YOUR INSTRUCTIONS> Collect every line in the records below that contains the word "JSON".

GIVEN DATA>
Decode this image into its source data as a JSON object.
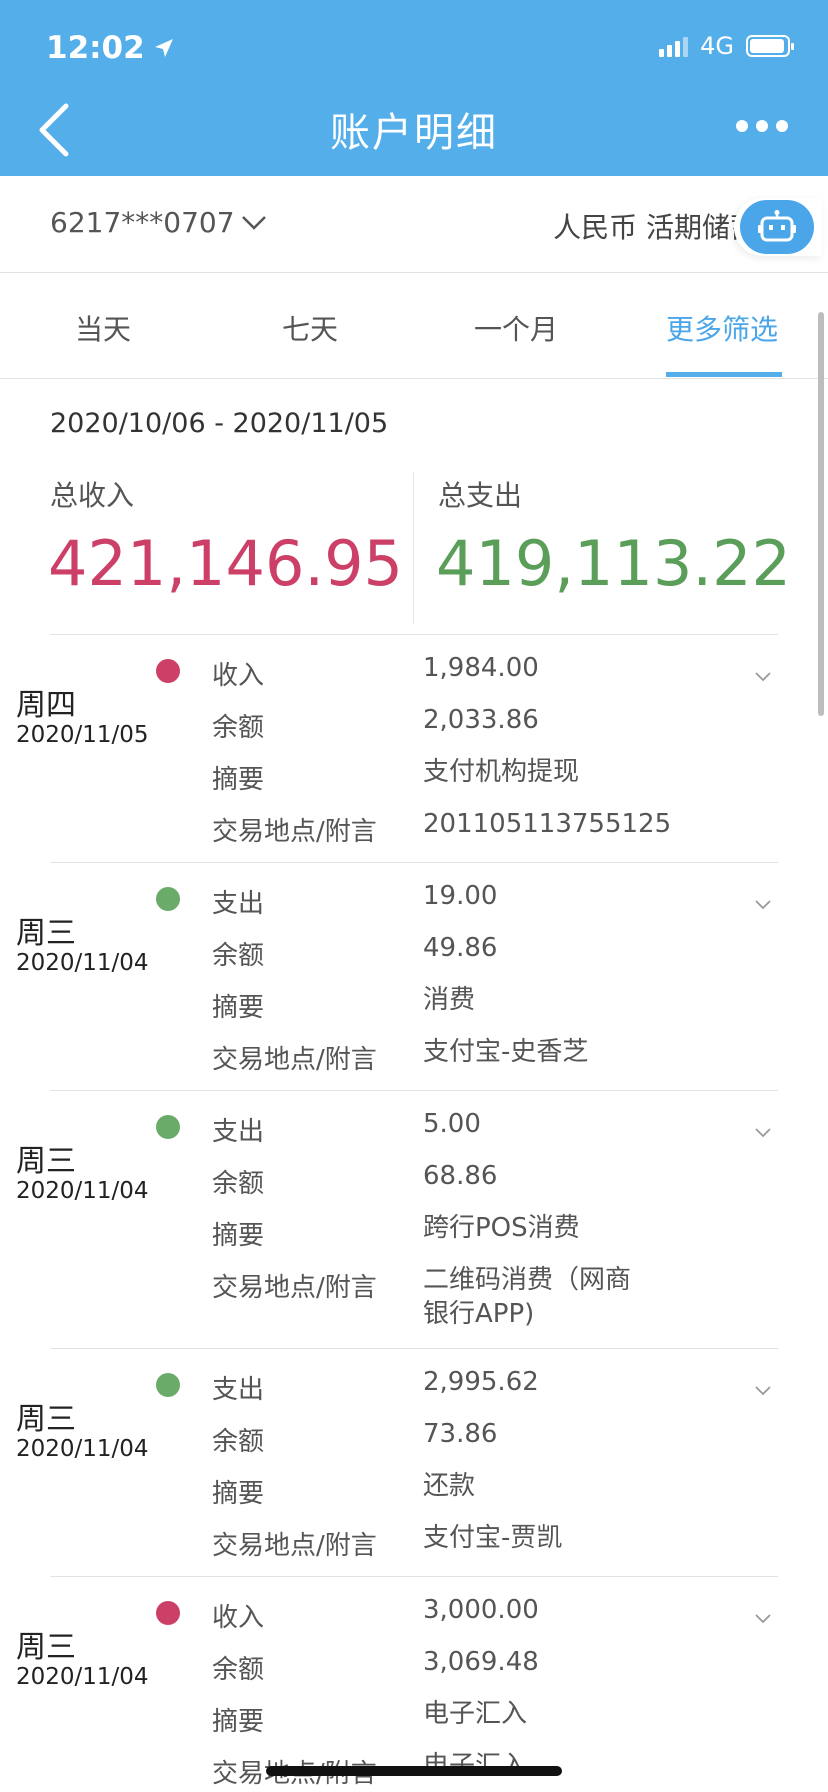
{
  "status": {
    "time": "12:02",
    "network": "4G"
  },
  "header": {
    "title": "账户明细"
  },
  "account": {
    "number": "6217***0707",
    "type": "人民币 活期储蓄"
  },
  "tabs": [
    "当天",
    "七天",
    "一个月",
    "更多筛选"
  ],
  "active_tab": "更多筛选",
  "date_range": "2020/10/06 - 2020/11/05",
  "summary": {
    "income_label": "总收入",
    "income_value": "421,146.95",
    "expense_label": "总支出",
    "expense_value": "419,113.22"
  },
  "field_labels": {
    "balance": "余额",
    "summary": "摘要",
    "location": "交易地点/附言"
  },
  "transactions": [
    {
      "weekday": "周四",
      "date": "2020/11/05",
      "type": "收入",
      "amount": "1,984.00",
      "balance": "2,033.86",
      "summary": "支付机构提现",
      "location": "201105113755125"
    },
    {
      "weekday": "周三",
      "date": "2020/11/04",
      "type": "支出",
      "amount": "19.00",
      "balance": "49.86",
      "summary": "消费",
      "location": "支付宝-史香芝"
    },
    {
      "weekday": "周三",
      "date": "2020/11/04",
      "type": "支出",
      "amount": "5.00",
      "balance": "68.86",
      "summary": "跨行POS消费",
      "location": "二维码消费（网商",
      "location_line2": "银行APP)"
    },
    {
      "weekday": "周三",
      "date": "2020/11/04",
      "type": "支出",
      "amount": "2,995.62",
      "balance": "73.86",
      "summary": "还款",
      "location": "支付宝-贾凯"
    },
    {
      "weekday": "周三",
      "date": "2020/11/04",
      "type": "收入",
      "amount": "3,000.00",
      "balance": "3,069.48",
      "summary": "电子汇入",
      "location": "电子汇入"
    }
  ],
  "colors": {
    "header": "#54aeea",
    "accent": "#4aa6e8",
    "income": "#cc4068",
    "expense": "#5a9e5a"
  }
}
--
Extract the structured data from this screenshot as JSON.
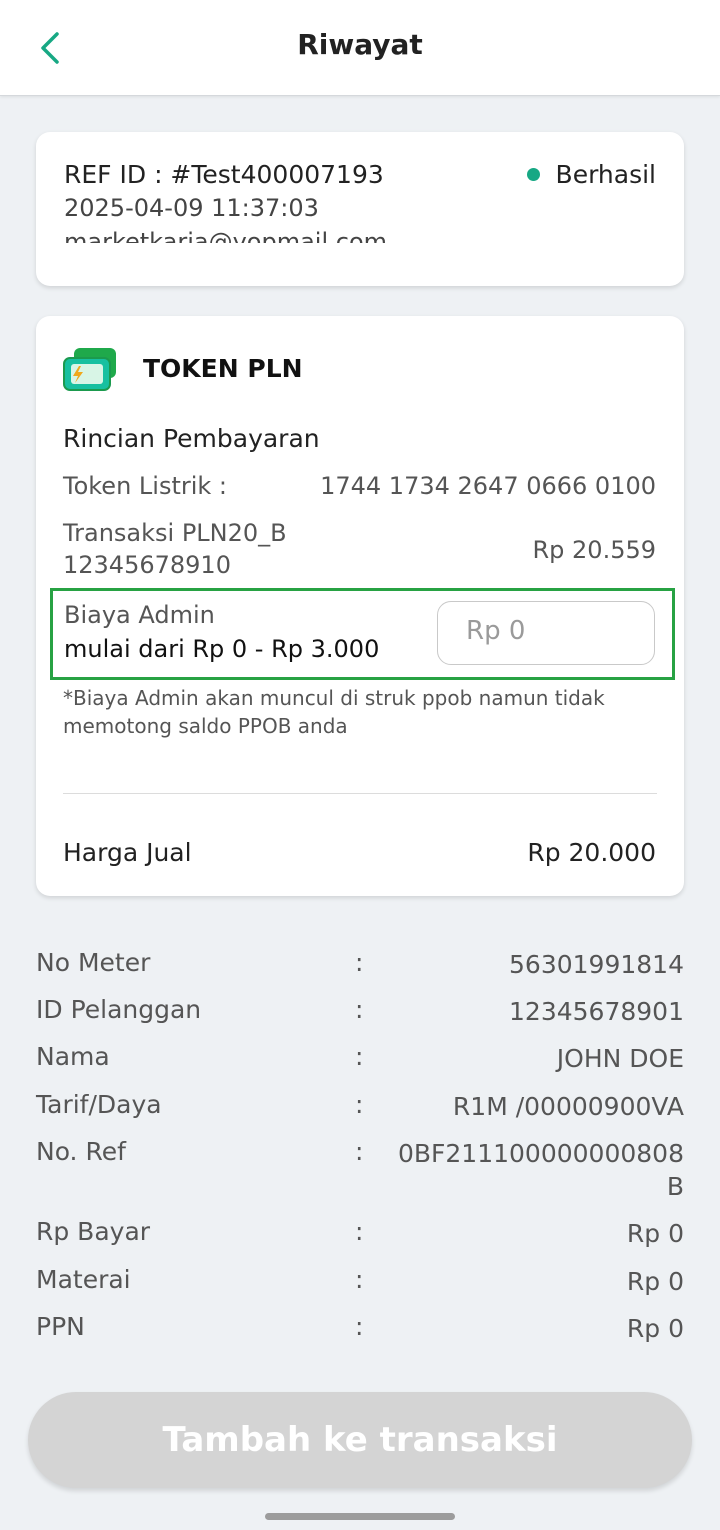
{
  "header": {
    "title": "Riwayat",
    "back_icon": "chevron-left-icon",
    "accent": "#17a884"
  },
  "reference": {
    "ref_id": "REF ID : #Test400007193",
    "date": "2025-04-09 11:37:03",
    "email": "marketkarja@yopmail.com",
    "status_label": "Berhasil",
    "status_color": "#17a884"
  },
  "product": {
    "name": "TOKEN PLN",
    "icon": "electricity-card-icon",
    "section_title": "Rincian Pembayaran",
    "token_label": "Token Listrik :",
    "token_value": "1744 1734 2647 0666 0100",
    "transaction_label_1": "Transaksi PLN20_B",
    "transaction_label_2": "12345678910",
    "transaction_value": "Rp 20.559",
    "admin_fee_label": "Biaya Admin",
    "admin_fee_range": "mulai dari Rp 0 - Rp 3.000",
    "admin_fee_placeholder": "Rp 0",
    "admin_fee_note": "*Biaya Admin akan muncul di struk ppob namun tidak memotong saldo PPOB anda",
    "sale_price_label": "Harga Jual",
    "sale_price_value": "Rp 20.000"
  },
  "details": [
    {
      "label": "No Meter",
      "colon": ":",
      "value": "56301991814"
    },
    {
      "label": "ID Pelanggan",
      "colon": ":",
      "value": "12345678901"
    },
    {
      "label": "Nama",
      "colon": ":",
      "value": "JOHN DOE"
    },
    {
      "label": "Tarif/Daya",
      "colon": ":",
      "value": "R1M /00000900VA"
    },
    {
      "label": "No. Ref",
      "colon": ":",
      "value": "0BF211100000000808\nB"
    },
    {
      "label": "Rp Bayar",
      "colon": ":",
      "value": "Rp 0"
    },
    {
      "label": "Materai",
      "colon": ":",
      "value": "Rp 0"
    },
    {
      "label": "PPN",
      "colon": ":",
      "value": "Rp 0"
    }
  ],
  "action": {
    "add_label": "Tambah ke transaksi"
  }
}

ANSWER FOR THIS EXERCISE>
Decode this image into its source data as a JSON object.
Extract the structured data from this screenshot as JSON.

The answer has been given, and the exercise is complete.